原文資料 »
ビットコインのイメージ写真=Shutterstock

ビットコイン(BTC)は2026年1〜3月期の大半で7万ドルを下回って推移した。もっとも、これは市場の崩れを示す動きというより、初期の大口保有者から企業やETFへと保有主体が移る過程との見方が出ている。

1日付のBeInCryptoによると、XWINリサーチは、大口保有者の取引所への流入動向を示す「取引所クジラ比率」が1〜3月期を通じて上昇したと分析した。この指標の上昇は、クジラが売却に備えてコインを取引所へ移した可能性を示すシグナルと受け止められやすい。

同社は、流動性が薄い局面では、こうした売り圧力が相場の上値を抑える可能性があると説明した。

一方で、上場企業は同期間にビットコインを積み増した。XWINリサーチは、1〜3月期に上場企業全体で純ベース約6万2000BTCを追加取得したと推定している。

中でもStrategyは単独で8万8000BTC超を購入した。米証券取引委員会(SEC)への開示に基づく保有量は約76万2000BTCに達するという。

報告書は、Strategyが転換社債や株式発行で調達した資金をビットコインに振り向ける戦略を継続していると分析した。こうした企業買いは、相場変動とは別に需要を下支えしているとみている。

ビットコイン現物ETFの資金フローは方向感を欠いた。BlackRockの現物ETFに資金流入がみられた一方、GrayscaleのGBTCでは流出が続いた。

Sosovalueのデータでも、3月2日に4億5800万ドルが流入した後、4日後には3億4800万ドルの流出に転じるなど、短期間で振れの大きい展開となった。

課題の目的 » 上のビットコインの記事から、「ビットコイン(BTC)は20」を含む箇所で始まり「を下支えしているとみている。」の直後で終わる部分を、改変せずに抜き出すこと。

元データ »
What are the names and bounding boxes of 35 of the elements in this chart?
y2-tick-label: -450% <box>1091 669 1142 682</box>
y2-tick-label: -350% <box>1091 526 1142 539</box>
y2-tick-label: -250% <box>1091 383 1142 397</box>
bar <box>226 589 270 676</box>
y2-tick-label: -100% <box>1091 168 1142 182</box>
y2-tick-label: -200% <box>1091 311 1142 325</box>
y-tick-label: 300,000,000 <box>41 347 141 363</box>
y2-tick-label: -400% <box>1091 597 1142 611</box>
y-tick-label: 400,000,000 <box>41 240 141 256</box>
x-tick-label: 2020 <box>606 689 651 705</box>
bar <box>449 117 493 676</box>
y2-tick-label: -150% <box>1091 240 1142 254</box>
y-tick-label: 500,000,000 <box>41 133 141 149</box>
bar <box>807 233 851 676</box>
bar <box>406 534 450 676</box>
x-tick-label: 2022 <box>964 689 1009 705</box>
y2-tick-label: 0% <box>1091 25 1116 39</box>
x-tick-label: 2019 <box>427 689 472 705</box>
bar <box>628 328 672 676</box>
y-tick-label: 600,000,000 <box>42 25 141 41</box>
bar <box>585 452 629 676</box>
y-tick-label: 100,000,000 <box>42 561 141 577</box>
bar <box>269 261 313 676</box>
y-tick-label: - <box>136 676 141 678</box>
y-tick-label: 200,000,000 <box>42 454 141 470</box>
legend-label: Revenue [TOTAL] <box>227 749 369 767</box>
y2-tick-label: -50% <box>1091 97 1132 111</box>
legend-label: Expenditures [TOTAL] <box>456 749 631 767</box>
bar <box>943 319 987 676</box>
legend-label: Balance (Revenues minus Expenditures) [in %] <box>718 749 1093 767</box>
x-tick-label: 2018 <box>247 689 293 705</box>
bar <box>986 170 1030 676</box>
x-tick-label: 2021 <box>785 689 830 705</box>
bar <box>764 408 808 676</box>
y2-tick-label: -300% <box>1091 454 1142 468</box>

回答 »
ビットコイン(BTC)は2026年1〜3月期の大半で7万ドルを下回って推移した。もっとも、これは市場の崩れを示す動きというより、初期の大口保有者から企業やETFへと保有主体が移る過程との見方が出ている。

1日付のBeInCryptoによると、XWINリサーチは、大口保有者の取引所への流入動向を示す「取引所クジラ比率」が1〜3月期を通じて上昇したと分析した。この指標の上昇は、クジラが売却に備えてコインを取引所へ移した可能性を示すシグナルと受け止められやすい。

同社は、流動性が薄い局面では、こうした売り圧力が相場の上値を抑える可能性があると説明した。

一方で、上場企業は同期間にビットコインを積み増した。XWINリサーチは、1〜3月期に上場企業全体で純ベース約6万2000BTCを追加取得したと推定している。

中でもStrategyは単独で8万8000BTC超を購入した。米証券取引委員会(SEC)への開示に基づく保有量は約76万2000BTCに達するという。

報告書は、Strategyが転換社債や株式発行で調達した資金をビットコインに振り向ける戦略を継続していると分析した。こうした企業買いは、相場変動とは別に需要を下支えしているとみている。